What is required
Go through the listing below and gather every line with the word "Maßnahmen".

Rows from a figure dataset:
◇ ◇ ◇ ◇ ◇

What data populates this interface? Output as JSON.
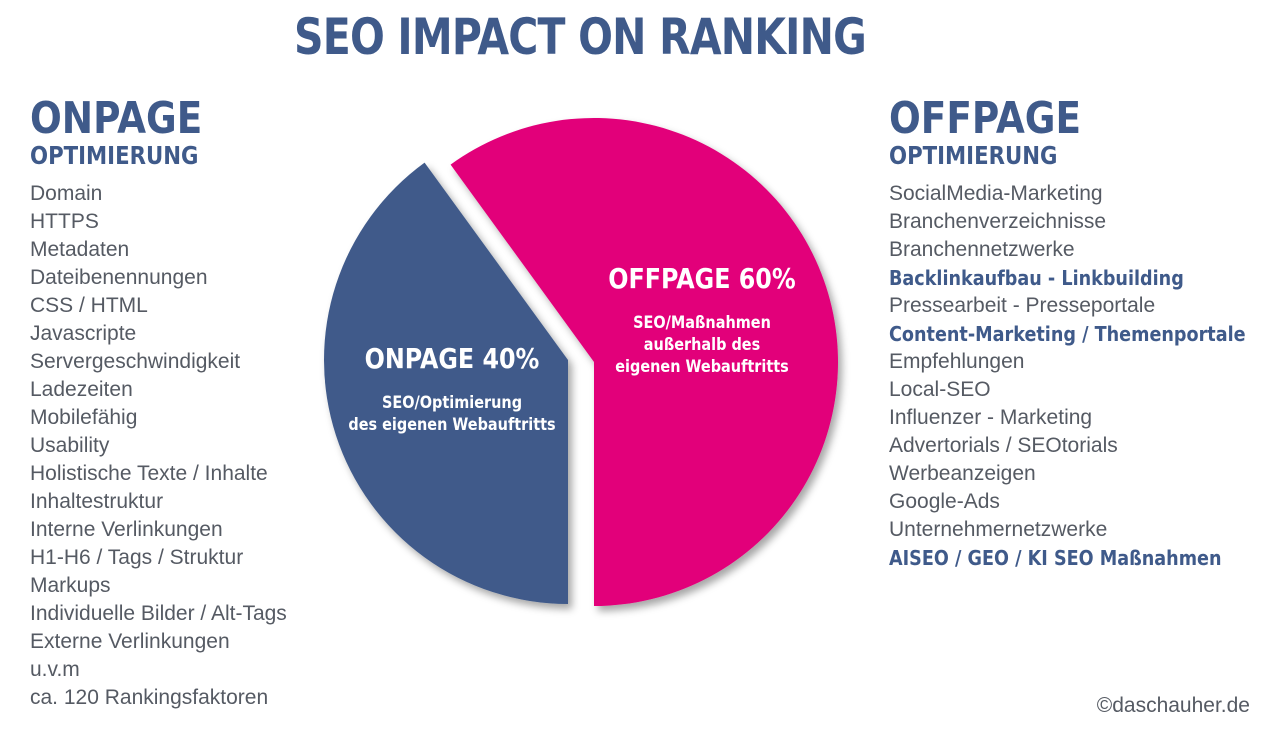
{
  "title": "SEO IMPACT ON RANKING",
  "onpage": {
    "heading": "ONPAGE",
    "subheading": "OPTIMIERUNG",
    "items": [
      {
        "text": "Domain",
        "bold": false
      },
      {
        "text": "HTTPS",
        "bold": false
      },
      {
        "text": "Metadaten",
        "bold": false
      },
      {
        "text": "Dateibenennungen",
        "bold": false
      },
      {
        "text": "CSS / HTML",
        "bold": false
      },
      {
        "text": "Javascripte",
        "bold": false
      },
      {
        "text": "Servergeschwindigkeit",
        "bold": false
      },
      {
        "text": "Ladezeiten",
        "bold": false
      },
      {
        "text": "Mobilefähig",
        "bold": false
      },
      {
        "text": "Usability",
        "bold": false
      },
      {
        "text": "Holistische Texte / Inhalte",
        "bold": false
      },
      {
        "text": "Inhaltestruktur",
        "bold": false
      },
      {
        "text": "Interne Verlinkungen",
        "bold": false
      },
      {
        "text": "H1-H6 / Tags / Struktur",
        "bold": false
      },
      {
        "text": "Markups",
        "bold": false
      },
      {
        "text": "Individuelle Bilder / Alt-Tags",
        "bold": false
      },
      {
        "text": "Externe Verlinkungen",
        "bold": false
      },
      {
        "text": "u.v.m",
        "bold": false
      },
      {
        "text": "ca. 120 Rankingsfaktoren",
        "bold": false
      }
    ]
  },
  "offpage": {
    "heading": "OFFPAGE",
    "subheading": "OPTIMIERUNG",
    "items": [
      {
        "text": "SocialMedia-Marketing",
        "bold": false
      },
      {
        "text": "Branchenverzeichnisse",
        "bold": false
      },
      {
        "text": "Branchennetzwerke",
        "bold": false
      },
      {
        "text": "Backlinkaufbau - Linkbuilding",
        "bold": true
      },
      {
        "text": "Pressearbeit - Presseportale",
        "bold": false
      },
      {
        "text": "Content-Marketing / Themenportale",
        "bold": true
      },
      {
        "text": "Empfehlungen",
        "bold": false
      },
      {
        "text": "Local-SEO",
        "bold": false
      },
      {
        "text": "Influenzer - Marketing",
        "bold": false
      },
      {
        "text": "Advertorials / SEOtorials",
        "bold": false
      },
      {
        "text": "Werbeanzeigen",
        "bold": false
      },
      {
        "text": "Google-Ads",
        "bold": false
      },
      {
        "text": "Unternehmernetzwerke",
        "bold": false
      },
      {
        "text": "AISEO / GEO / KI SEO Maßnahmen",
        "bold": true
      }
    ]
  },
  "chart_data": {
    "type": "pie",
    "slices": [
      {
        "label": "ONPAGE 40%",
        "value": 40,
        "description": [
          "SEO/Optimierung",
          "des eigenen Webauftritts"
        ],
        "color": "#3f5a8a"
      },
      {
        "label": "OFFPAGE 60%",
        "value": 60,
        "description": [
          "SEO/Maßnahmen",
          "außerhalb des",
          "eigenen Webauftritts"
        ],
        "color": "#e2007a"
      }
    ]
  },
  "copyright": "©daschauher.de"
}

◇ ◇ ◇ ◇ ◇

Worked solution
        "text": "AISEO / GEO / KI SEO Maßnahmen",
          "SEO/Maßnahmen",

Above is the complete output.